DATASET ENTRIES
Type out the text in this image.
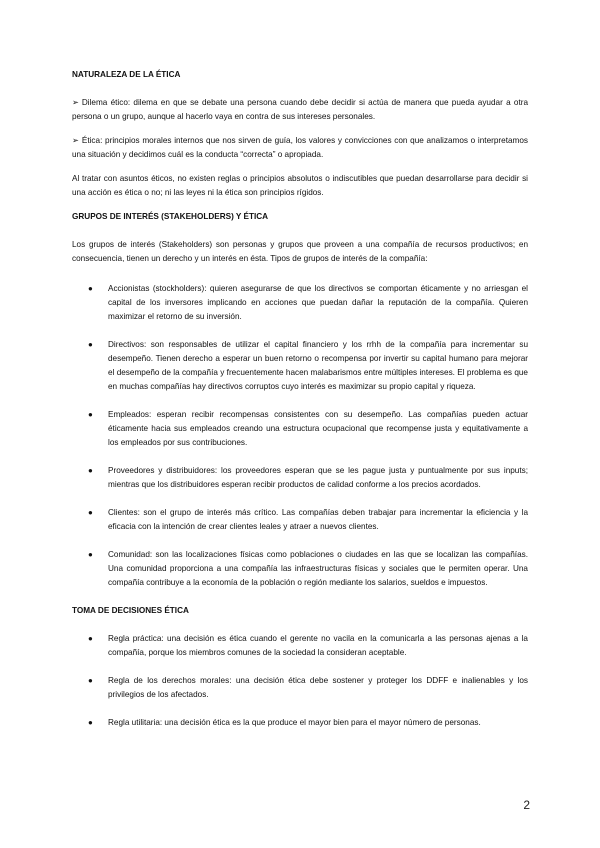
NATURALEZA DE LA ÉTICA

➢ Dilema ético: dilema en que se debate una persona cuando debe decidir si actúa de manera que pueda ayudar a otra persona o un grupo, aunque al hacerlo vaya en contra de sus intereses personales.

➢ Ética: principios morales internos que nos sirven de guía, los valores y convicciones con que analizamos o interpretamos una situación y decidimos cuál es la conducta “correcta” o apropiada.

Al tratar con asuntos éticos, no existen reglas o principios absolutos o indiscutibles que puedan desarrollarse para decidir si una acción es ética o no; ni las leyes ni la ética son principios rígidos.

GRUPOS DE INTERÉS (STAKEHOLDERS) Y ÉTICA

Los grupos de interés (Stakeholders) son personas y grupos que proveen a una compañía de recursos productivos; en consecuencia, tienen un derecho y un interés en ésta. Tipos de grupos de interés de la compañía:

● Accionistas (stockholders): quieren asegurarse de que los directivos se comportan éticamente y no arriesgan el capital de los inversores implicando en acciones que puedan dañar la reputación de la compañía. Quieren maximizar el retorno de su inversión.
● Directivos: son responsables de utilizar el capital financiero y los rrhh de la compañía para incrementar su desempeño. Tienen derecho a esperar un buen retorno o recompensa por invertir su capital humano para mejorar el desempeño de la compañía y frecuentemente hacen malabarismos entre múltiples intereses. El problema es que en muchas compañías hay directivos corruptos cuyo interés es maximizar su propio capital y riqueza.
● Empleados: esperan recibir recompensas consistentes con su desempeño. Las compañías pueden actuar éticamente hacia sus empleados creando una estructura ocupacional que recompense justa y equitativamente a los empleados por sus contribuciones.
● Proveedores y distribuidores: los proveedores esperan que se les pague justa y puntualmente por sus inputs; mientras que los distribuidores esperan recibir productos de calidad conforme a los precios acordados.
● Clientes: son el grupo de interés más crítico. Las compañías deben trabajar para incrementar la eficiencia y la eficacia con la intención de crear clientes leales y atraer a nuevos clientes.
● Comunidad: son las localizaciones físicas como poblaciones o ciudades en las que se localizan las compañías. Una comunidad proporciona a una compañía las infraestructuras físicas y sociales que le permiten operar. Una compañía contribuye a la economía de la población o región mediante los salarios, sueldos e impuestos.
TOMA DE DECISIONES ÉTICA
● Regla práctica: una decisión es ética cuando el gerente no vacila en la comunicarla a las personas ajenas a la compañía, porque los miembros comunes de la sociedad la consideran aceptable.
● Regla de los derechos morales: una decisión ética debe sostener y proteger los DDFF e inalienables y los privilegios de los afectados.
● Regla utilitaria: una decisión ética es la que produce el mayor bien para el mayor número de personas.
2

DESCRIPTION OF THE TASK
Every record must be copied exactly, with the pictures left out.

IN RESPONSE
Type out the text in this image.
NATURALEZA DE LA ÉTICA

➢ Dilema ético: dilema en que se debate una persona cuando debe decidir si actúa de manera que pueda ayudar a otra persona o un grupo, aunque al hacerlo vaya en contra de sus intereses personales.

➢ Ética: principios morales internos que nos sirven de guía, los valores y convicciones con que analizamos o interpretamos una situación y decidimos cuál es la conducta “correcta” o apropiada.

Al tratar con asuntos éticos, no existen reglas o principios absolutos o indiscutibles que puedan desarrollarse para decidir si una acción es ética o no; ni las leyes ni la ética son principios rígidos.

GRUPOS DE INTERÉS (STAKEHOLDERS) Y ÉTICA

Los grupos de interés (Stakeholders) son personas y grupos que proveen a una compañía de recursos productivos; en consecuencia, tienen un derecho y un interés en ésta. Tipos de grupos de interés de la compañía:

● Accionistas (stockholders): quieren asegurarse de que los directivos se comportan éticamente y no arriesgan el capital de los inversores implicando en acciones que puedan dañar la reputación de la compañía. Quieren maximizar el retorno de su inversión.
● Directivos: son responsables de utilizar el capital financiero y los rrhh de la compañía para incrementar su desempeño. Tienen derecho a esperar un buen retorno o recompensa por invertir su capital humano para mejorar el desempeño de la compañía y frecuentemente hacen malabarismos entre múltiples intereses. El problema es que en muchas compañías hay directivos corruptos cuyo interés es maximizar su propio capital y riqueza.
● Empleados: esperan recibir recompensas consistentes con su desempeño. Las compañías pueden actuar éticamente hacia sus empleados creando una estructura ocupacional que recompense justa y equitativamente a los empleados por sus contribuciones.
● Proveedores y distribuidores: los proveedores esperan que se les pague justa y puntualmente por sus inputs; mientras que los distribuidores esperan recibir productos de calidad conforme a los precios acordados.
● Clientes: son el grupo de interés más crítico. Las compañías deben trabajar para incrementar la eficiencia y la eficacia con la intención de crear clientes leales y atraer a nuevos clientes.
● Comunidad: son las localizaciones físicas como poblaciones o ciudades en las que se localizan las compañías. Una comunidad proporciona a una compañía las infraestructuras físicas y sociales que le permiten operar. Una compañía contribuye a la economía de la población o región mediante los salarios, sueldos e impuestos.
TOMA DE DECISIONES ÉTICA
● Regla práctica: una decisión es ética cuando el gerente no vacila en la comunicarla a las personas ajenas a la compañía, porque los miembros comunes de la sociedad la consideran aceptable.
● Regla de los derechos morales: una decisión ética debe sostener y proteger los DDFF e inalienables y los privilegios de los afectados.
● Regla utilitaria: una decisión ética es la que produce el mayor bien para el mayor número de personas.
2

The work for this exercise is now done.